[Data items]
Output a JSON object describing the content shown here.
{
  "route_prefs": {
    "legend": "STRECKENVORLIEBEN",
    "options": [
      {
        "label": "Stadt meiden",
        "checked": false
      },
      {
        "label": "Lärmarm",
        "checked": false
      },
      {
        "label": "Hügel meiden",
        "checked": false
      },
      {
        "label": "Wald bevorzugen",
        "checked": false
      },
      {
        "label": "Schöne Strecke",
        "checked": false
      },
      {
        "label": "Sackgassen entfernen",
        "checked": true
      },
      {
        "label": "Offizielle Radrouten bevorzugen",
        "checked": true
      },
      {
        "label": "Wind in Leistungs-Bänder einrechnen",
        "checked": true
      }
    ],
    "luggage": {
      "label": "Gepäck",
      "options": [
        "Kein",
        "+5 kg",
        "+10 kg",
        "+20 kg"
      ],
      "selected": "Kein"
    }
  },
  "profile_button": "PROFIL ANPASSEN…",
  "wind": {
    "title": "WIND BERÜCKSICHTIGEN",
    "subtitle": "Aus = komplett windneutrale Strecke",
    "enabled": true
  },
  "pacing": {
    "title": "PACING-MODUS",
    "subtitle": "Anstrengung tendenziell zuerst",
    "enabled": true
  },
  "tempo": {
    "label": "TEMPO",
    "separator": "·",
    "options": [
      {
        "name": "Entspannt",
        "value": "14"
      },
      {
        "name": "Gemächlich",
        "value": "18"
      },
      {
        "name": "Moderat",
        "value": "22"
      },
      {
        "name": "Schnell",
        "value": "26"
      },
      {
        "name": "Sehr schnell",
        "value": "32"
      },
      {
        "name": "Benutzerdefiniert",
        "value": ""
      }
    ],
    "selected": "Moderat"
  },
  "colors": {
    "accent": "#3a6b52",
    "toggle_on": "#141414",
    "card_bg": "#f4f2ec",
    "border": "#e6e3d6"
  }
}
--
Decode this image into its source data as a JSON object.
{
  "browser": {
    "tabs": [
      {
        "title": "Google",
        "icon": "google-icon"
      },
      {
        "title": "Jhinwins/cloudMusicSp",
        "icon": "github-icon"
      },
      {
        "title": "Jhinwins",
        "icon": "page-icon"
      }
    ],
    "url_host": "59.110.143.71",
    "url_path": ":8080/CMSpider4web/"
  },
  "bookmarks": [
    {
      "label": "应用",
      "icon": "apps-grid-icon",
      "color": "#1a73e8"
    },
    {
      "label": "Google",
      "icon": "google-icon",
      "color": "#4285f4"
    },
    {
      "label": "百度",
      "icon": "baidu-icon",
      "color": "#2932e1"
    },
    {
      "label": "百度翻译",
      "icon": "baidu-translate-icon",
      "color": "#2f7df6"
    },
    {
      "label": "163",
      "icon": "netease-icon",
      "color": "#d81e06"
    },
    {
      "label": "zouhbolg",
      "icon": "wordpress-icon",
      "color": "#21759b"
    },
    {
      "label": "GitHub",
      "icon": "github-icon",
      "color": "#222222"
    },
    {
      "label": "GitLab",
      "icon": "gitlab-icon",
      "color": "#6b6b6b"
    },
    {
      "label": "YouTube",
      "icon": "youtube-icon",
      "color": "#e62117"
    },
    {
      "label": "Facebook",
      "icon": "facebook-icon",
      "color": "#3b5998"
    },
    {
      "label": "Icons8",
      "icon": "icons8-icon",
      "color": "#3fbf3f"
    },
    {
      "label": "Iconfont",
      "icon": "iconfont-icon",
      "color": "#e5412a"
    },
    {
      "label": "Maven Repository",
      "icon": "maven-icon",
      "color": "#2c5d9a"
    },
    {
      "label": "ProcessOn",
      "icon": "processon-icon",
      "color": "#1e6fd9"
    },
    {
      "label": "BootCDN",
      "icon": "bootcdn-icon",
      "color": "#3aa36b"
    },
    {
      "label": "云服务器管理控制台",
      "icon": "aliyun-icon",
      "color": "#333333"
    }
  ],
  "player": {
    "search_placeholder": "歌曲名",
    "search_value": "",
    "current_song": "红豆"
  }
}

PROBLEM: Scan the material above and determine how many lines include the word "JSON"; report only the number.

RESULT FOR THIS TASK: 2